● **Aim**
Take the material below and write it all out again exactly.

[Collected data]
_ _ _ _ _ _ _
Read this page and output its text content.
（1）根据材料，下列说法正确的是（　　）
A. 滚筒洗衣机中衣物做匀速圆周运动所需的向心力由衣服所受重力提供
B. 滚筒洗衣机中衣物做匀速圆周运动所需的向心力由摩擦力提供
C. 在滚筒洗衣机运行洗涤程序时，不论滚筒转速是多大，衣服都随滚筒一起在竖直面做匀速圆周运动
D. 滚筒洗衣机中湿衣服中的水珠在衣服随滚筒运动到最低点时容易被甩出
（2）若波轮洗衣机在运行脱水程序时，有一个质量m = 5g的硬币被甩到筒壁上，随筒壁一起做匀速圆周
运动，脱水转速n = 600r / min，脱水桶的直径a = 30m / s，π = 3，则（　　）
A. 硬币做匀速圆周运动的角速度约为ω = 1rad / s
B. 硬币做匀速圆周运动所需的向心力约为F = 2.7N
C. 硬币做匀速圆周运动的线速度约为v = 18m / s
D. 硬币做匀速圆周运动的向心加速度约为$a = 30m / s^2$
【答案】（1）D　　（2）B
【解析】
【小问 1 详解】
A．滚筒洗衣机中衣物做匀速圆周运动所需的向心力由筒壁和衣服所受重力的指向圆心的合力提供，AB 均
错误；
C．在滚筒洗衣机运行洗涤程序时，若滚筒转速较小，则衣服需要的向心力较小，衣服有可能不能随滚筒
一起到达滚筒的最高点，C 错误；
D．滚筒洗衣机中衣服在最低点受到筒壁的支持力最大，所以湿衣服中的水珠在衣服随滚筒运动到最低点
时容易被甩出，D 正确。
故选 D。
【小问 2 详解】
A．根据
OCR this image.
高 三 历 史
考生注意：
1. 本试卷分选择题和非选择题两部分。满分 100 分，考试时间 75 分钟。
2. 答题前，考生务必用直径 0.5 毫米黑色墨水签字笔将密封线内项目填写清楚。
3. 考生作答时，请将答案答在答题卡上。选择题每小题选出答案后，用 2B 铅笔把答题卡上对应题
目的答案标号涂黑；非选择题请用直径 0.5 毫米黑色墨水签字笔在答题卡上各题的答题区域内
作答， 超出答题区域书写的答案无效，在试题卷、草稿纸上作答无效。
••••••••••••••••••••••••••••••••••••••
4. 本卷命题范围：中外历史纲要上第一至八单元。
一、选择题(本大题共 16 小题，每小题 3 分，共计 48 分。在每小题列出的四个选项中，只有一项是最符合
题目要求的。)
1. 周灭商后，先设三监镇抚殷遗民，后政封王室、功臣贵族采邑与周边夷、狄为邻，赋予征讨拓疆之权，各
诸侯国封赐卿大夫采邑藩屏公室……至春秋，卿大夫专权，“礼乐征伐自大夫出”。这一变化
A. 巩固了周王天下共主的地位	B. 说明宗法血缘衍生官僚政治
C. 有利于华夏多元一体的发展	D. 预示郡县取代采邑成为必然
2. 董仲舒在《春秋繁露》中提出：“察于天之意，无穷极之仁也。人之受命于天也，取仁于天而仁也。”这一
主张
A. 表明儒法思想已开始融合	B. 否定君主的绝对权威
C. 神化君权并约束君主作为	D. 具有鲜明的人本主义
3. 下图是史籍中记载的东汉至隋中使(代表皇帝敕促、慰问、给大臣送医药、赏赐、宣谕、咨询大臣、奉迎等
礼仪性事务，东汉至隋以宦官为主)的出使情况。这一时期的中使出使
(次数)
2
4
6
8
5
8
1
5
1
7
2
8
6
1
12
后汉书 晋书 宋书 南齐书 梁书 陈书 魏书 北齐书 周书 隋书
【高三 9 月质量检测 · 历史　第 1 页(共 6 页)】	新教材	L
_ _ _ _ _ _ _
● **Answer to the problem**
Read this page and output its text content.
（1）根据材料，下列说法正确的是（　　）
A. 滚筒洗衣机中衣物做匀速圆周运动所需的向心力由衣服所受重力提供
B. 滚筒洗衣机中衣物做匀速圆周运动所需的向心力由摩擦力提供
C. 在滚筒洗衣机运行洗涤程序时，不论滚筒转速是多大，衣服都随滚筒一起在竖直面做匀速圆周运动
D. 滚筒洗衣机中湿衣服中的水珠在衣服随滚筒运动到最低点时容易被甩出
（2）若波轮洗衣机在运行脱水程序时，有一个质量m = 5g的硬币被甩到筒壁上，随筒壁一起做匀速圆周
运动，脱水转速n = 600r / min，脱水桶的直径a = 30m / s，π = 3，则（　　）
A. 硬币做匀速圆周运动的角速度约为ω = 1rad / s
B. 硬币做匀速圆周运动所需的向心力约为F = 2.7N
C. 硬币做匀速圆周运动的线速度约为v = 18m / s
D. 硬币做匀速圆周运动的向心加速度约为$a = 30m / s^2$
【答案】（1）D　　（2）B
【解析】
【小问 1 详解】
A．滚筒洗衣机中衣物做匀速圆周运动所需的向心力由筒壁和衣服所受重力的指向圆心的合力提供，AB 均
错误；
C．在滚筒洗衣机运行洗涤程序时，若滚筒转速较小，则衣服需要的向心力较小，衣服有可能不能随滚筒
一起到达滚筒的最高点，C 错误；
D．滚筒洗衣机中衣服在最低点受到筒壁的支持力最大，所以湿衣服中的水珠在衣服随滚筒运动到最低点
时容易被甩出，D 正确。
故选 D。
【小问 2 详解】
A．根据
OCR this image.
高 三 历 史
考生注意：
1. 本试卷分选择题和非选择题两部分。满分 100 分，考试时间 75 分钟。
2. 答题前，考生务必用直径 0.5 毫米黑色墨水签字笔将密封线内项目填写清楚。
3. 考生作答时，请将答案答在答题卡上。选择题每小题选出答案后，用 2B 铅笔把答题卡上对应题
目的答案标号涂黑；非选择题请用直径 0.5 毫米黑色墨水签字笔在答题卡上各题的答题区域内
作答， 超出答题区域书写的答案无效，在试题卷、草稿纸上作答无效。
••••••••••••••••••••••••••••••••••••••
4. 本卷命题范围：中外历史纲要上第一至八单元。
一、选择题(本大题共 16 小题，每小题 3 分，共计 48 分。在每小题列出的四个选项中，只有一项是最符合
题目要求的。)
1. 周灭商后，先设三监镇抚殷遗民，后政封王室、功臣贵族采邑与周边夷、狄为邻，赋予征讨拓疆之权，各
诸侯国封赐卿大夫采邑藩屏公室……至春秋，卿大夫专权，“礼乐征伐自大夫出”。这一变化
A. 巩固了周王天下共主的地位	B. 说明宗法血缘衍生官僚政治
C. 有利于华夏多元一体的发展	D. 预示郡县取代采邑成为必然
2. 董仲舒在《春秋繁露》中提出：“察于天之意，无穷极之仁也。人之受命于天也，取仁于天而仁也。”这一
主张
A. 表明儒法思想已开始融合	B. 否定君主的绝对权威
C. 神化君权并约束君主作为	D. 具有鲜明的人本主义
3. 下图是史籍中记载的东汉至隋中使(代表皇帝敕促、慰问、给大臣送医药、赏赐、宣谕、咨询大臣、奉迎等
礼仪性事务，东汉至隋以宦官为主)的出使情况。这一时期的中使出使
(次数)
2
4
6
8
5
8
1
5
1
7
2
8
6
1
12
后汉书 晋书 宋书 南齐书 梁书 陈书 魏书 北齐书 周书 隋书
【高三 9 月质量检测 · 历史　第 1 页(共 6 页)】	新教材	L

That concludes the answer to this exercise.